■ **Written instruction**
Every record should be written out exactly, with the pictures left out.

════

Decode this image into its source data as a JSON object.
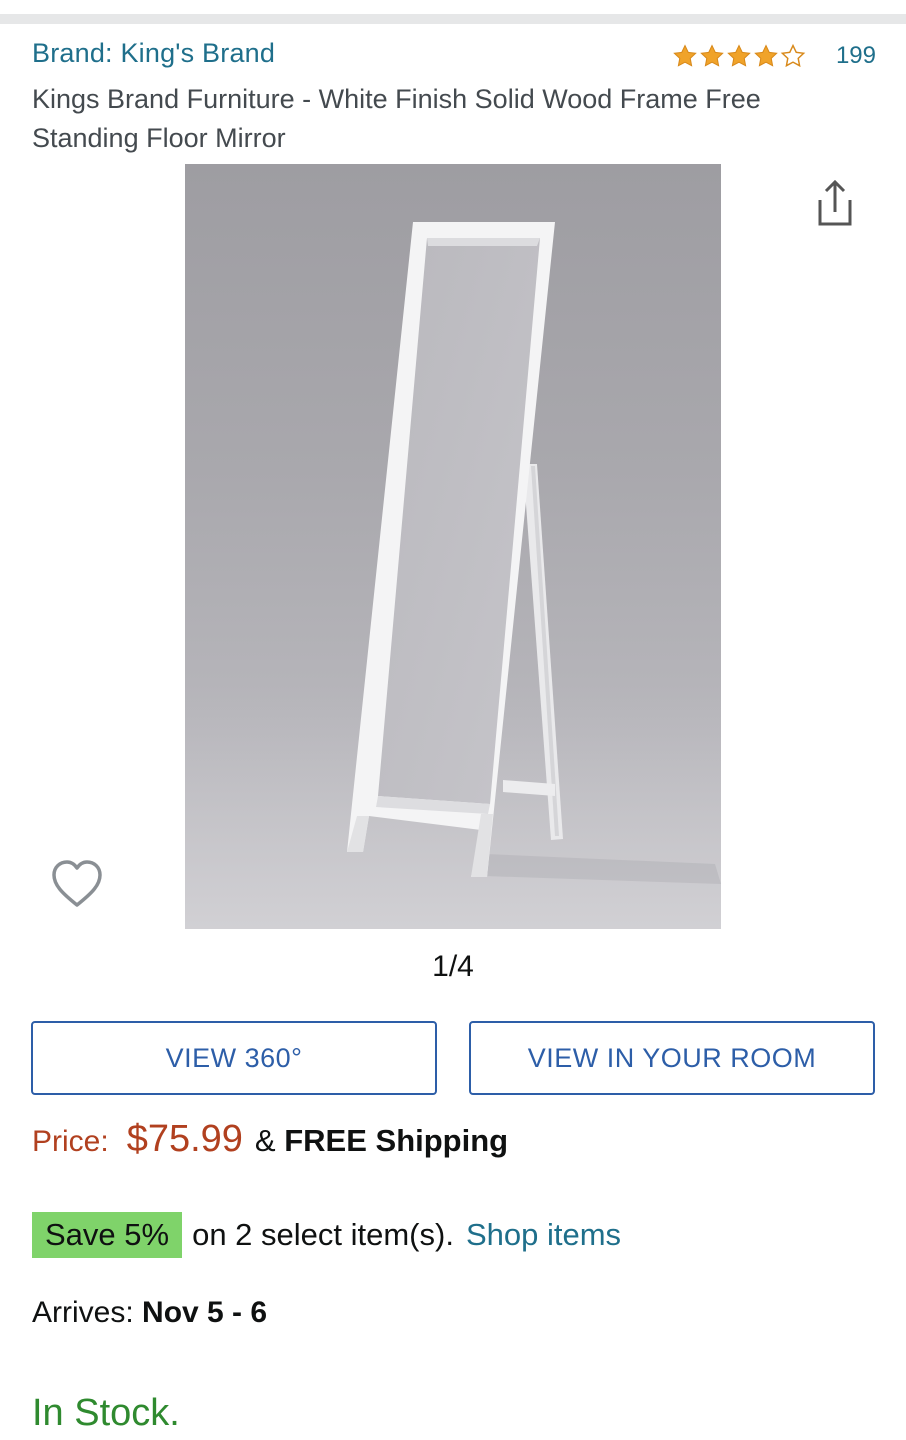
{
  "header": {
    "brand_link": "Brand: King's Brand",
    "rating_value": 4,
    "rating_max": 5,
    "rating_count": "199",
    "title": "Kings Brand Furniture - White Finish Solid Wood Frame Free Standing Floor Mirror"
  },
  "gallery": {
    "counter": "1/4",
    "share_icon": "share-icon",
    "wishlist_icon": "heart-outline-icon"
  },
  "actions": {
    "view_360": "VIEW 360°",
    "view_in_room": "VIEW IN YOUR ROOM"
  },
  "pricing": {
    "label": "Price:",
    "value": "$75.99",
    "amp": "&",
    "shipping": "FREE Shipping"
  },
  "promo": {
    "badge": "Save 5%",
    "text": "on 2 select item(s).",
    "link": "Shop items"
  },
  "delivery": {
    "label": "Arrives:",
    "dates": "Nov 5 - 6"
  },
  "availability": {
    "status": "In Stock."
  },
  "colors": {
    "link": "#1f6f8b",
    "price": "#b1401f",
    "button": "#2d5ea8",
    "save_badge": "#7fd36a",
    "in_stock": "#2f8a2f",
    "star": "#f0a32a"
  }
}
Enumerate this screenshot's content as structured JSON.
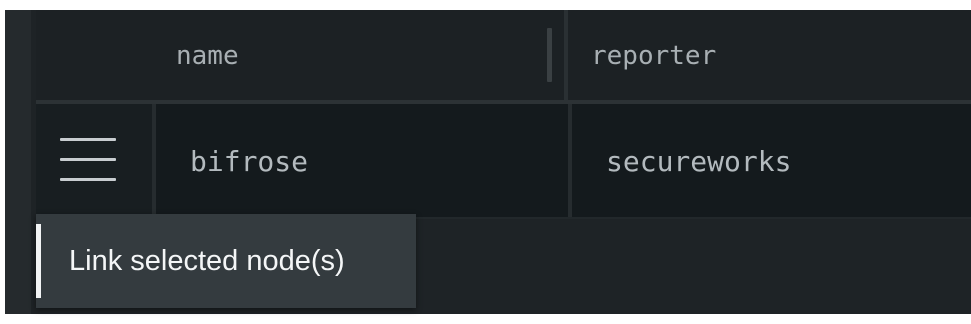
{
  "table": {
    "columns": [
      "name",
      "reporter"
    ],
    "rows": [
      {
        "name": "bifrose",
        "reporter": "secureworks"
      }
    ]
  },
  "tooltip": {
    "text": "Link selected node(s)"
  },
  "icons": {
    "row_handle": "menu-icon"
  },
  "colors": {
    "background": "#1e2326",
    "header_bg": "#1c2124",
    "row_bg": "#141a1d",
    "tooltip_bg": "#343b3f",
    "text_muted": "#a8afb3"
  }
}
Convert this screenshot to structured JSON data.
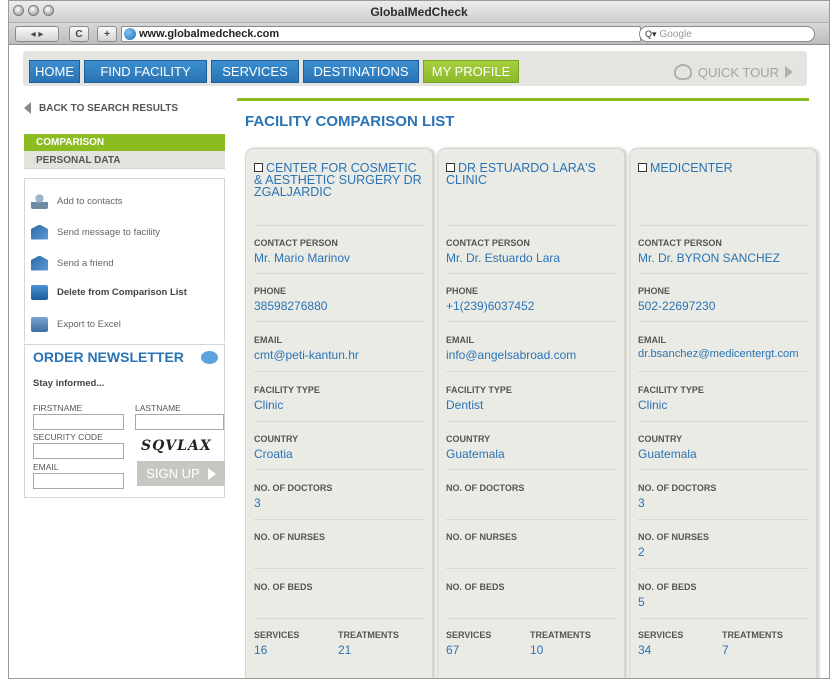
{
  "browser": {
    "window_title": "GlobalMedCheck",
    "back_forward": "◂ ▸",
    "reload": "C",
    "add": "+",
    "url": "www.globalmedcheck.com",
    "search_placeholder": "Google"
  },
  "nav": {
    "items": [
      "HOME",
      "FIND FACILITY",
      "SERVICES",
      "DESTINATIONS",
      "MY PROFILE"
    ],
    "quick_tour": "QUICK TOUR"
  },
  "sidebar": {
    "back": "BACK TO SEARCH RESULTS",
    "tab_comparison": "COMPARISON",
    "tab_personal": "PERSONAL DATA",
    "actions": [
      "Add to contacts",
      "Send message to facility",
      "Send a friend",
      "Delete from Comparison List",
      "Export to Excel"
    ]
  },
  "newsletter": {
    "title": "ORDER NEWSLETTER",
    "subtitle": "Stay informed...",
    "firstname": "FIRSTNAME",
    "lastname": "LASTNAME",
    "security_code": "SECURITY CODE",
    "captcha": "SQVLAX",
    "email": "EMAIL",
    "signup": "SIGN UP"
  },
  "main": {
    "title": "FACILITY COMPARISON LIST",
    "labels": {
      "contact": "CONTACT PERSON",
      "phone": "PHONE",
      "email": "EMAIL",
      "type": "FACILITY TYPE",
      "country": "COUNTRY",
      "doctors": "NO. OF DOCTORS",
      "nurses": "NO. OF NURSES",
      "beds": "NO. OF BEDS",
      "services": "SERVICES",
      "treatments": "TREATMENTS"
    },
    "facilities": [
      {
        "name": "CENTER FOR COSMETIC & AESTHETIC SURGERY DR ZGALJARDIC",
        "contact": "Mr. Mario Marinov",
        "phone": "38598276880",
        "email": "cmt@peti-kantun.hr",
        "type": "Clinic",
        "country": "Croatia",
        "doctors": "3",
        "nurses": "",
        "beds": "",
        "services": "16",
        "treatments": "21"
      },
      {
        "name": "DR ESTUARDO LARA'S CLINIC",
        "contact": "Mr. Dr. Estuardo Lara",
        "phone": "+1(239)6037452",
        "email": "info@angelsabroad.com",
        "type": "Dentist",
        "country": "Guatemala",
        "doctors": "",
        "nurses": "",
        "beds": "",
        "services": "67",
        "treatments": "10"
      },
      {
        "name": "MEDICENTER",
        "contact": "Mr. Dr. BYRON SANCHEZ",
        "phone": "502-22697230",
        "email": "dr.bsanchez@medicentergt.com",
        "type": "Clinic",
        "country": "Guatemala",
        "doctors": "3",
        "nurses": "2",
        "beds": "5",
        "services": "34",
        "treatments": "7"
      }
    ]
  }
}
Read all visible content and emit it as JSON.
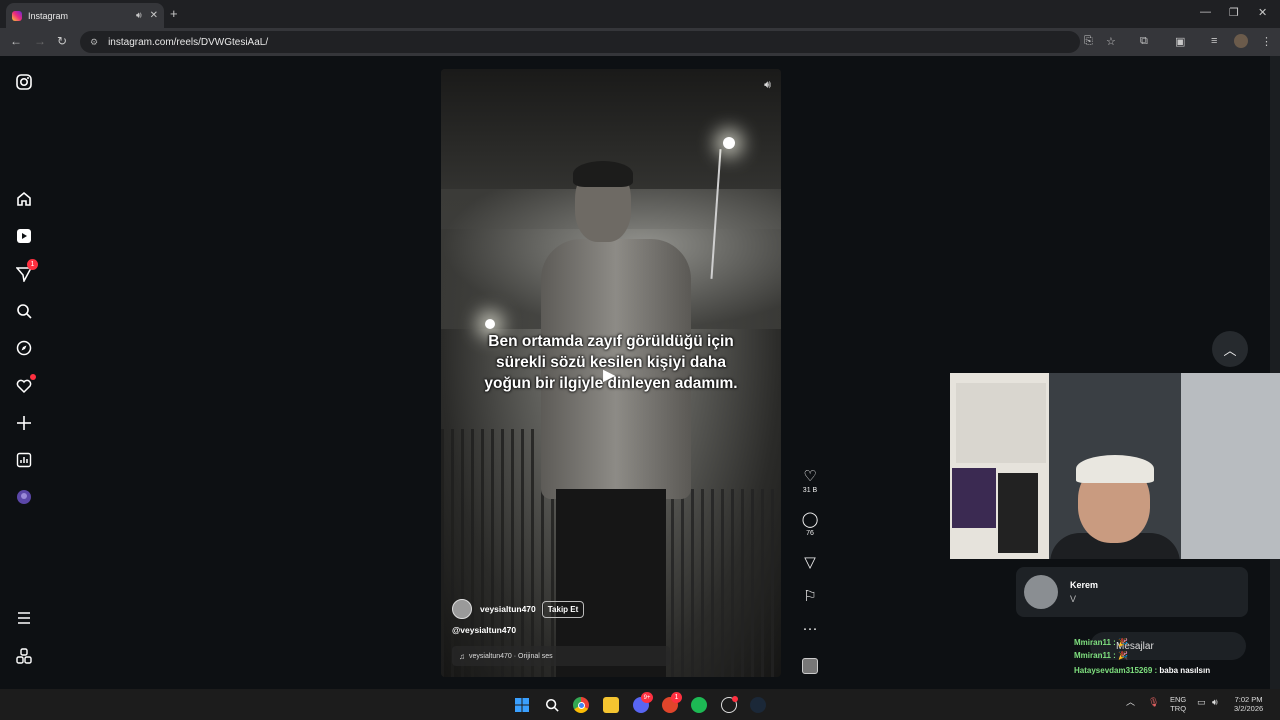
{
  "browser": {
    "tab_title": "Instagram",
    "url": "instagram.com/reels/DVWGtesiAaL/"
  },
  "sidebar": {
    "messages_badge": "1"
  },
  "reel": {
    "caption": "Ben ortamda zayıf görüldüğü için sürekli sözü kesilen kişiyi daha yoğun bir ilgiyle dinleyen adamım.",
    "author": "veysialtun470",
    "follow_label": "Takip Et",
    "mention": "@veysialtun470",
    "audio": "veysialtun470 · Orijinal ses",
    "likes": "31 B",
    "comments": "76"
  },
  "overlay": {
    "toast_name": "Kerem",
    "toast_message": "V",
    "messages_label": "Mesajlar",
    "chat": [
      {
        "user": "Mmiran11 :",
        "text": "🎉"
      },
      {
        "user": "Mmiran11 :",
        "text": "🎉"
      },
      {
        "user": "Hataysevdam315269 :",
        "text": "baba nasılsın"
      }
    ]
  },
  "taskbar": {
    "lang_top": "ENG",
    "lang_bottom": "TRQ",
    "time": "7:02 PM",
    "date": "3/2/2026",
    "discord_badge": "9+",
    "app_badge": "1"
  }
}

════

■ **Result**
Decode this image into its source data as a JSON object.
{
  "header": {
    "brand_link": "Brand: King's Brand",
    "rating_value": 4,
    "rating_max": 5,
    "rating_count": "199",
    "title": "Kings Brand Furniture - White Finish Solid Wood Frame Free Standing Floor Mirror"
  },
  "gallery": {
    "counter": "1/4",
    "share_icon": "share-icon",
    "wishlist_icon": "heart-outline-icon"
  },
  "actions": {
    "view_360": "VIEW 360°",
    "view_in_room": "VIEW IN YOUR ROOM"
  },
  "pricing": {
    "label": "Price:",
    "value": "$75.99",
    "amp": "&",
    "shipping": "FREE Shipping"
  },
  "promo": {
    "badge": "Save 5%",
    "text": "on 2 select item(s).",
    "link": "Shop items"
  },
  "delivery": {
    "label": "Arrives:",
    "dates": "Nov 5 - 6"
  },
  "availability": {
    "status": "In Stock."
  },
  "colors": {
    "link": "#1f6f8b",
    "price": "#b1401f",
    "button": "#2d5ea8",
    "save_badge": "#7fd36a",
    "in_stock": "#2f8a2f",
    "star": "#f0a32a"
  }
}
Enumerate this screenshot's content as structured JSON.
{
  "table": {
    "columns": [
      "name",
      "reporter"
    ],
    "rows": [
      {
        "name": "bifrose",
        "reporter": "secureworks"
      }
    ]
  },
  "tooltip": {
    "text": "Link selected node(s)"
  },
  "icons": {
    "row_handle": "menu-icon"
  },
  "colors": {
    "background": "#1e2326",
    "header_bg": "#1c2124",
    "row_bg": "#141a1d",
    "tooltip_bg": "#343b3f",
    "text_muted": "#a8afb3"
  }
}
Convert this screenshot to structured JSON data.
{
  "browser": {
    "window_title": "GlobalMedCheck",
    "back_forward": "◂ ▸",
    "reload": "C",
    "add": "+",
    "url": "www.globalmedcheck.com",
    "search_placeholder": "Google"
  },
  "nav": {
    "items": [
      "HOME",
      "FIND FACILITY",
      "SERVICES",
      "DESTINATIONS",
      "MY PROFILE"
    ],
    "quick_tour": "QUICK TOUR"
  },
  "sidebar": {
    "back": "BACK TO SEARCH RESULTS",
    "tab_comparison": "COMPARISON",
    "tab_personal": "PERSONAL DATA",
    "actions": [
      "Add to contacts",
      "Send message to facility",
      "Send a friend",
      "Delete from Comparison List",
      "Export to Excel"
    ]
  },
  "newsletter": {
    "title": "ORDER NEWSLETTER",
    "subtitle": "Stay informed...",
    "firstname": "FIRSTNAME",
    "lastname": "LASTNAME",
    "security_code": "SECURITY CODE",
    "captcha": "SQVLAX",
    "email": "EMAIL",
    "signup": "SIGN UP"
  },
  "main": {
    "title": "FACILITY COMPARISON LIST",
    "labels": {
      "contact": "CONTACT PERSON",
      "phone": "PHONE",
      "email": "EMAIL",
      "type": "FACILITY TYPE",
      "country": "COUNTRY",
      "doctors": "NO. OF DOCTORS",
      "nurses": "NO. OF NURSES",
      "beds": "NO. OF BEDS",
      "services": "SERVICES",
      "treatments": "TREATMENTS"
    },
    "facilities": [
      {
        "name": "CENTER FOR COSMETIC & AESTHETIC SURGERY DR ZGALJARDIC",
        "contact": "Mr. Mario Marinov",
        "phone": "38598276880",
        "email": "cmt@peti-kantun.hr",
        "type": "Clinic",
        "country": "Croatia",
        "doctors": "3",
        "nurses": "",
        "beds": "",
        "services": "16",
        "treatments": "21"
      },
      {
        "name": "DR ESTUARDO LARA'S CLINIC",
        "contact": "Mr. Dr. Estuardo Lara",
        "phone": "+1(239)6037452",
        "email": "info@angelsabroad.com",
        "type": "Dentist",
        "country": "Guatemala",
        "doctors": "",
        "nurses": "",
        "beds": "",
        "services": "67",
        "treatments": "10"
      },
      {
        "name": "MEDICENTER",
        "contact": "Mr. Dr. BYRON SANCHEZ",
        "phone": "502-22697230",
        "email": "dr.bsanchez@medicentergt.com",
        "type": "Clinic",
        "country": "Guatemala",
        "doctors": "3",
        "nurses": "2",
        "beds": "5",
        "services": "34",
        "treatments": "7"
      }
    ]
  }
}
Read all visible content and emit it as JSON.
{
  "browser": {
    "tab_title": "Instagram",
    "url": "instagram.com/reels/DVWGtesiAaL/"
  },
  "sidebar": {
    "messages_badge": "1"
  },
  "reel": {
    "caption": "Ben ortamda zayıf görüldüğü için sürekli sözü kesilen kişiyi daha yoğun bir ilgiyle dinleyen adamım.",
    "author": "veysialtun470",
    "follow_label": "Takip Et",
    "mention": "@veysialtun470",
    "audio": "veysialtun470 · Orijinal ses",
    "likes": "31 B",
    "comments": "76"
  },
  "overlay": {
    "toast_name": "Kerem",
    "toast_message": "V",
    "messages_label": "Mesajlar",
    "chat": [
      {
        "user": "Mmiran11 :",
        "text": "🎉"
      },
      {
        "user": "Mmiran11 :",
        "text": "🎉"
      },
      {
        "user": "Hataysevdam315269 :",
        "text": "baba nasılsın"
      }
    ]
  },
  "taskbar": {
    "lang_top": "ENG",
    "lang_bottom": "TRQ",
    "time": "7:02 PM",
    "date": "3/2/2026",
    "discord_badge": "9+",
    "app_badge": "1"
  }
}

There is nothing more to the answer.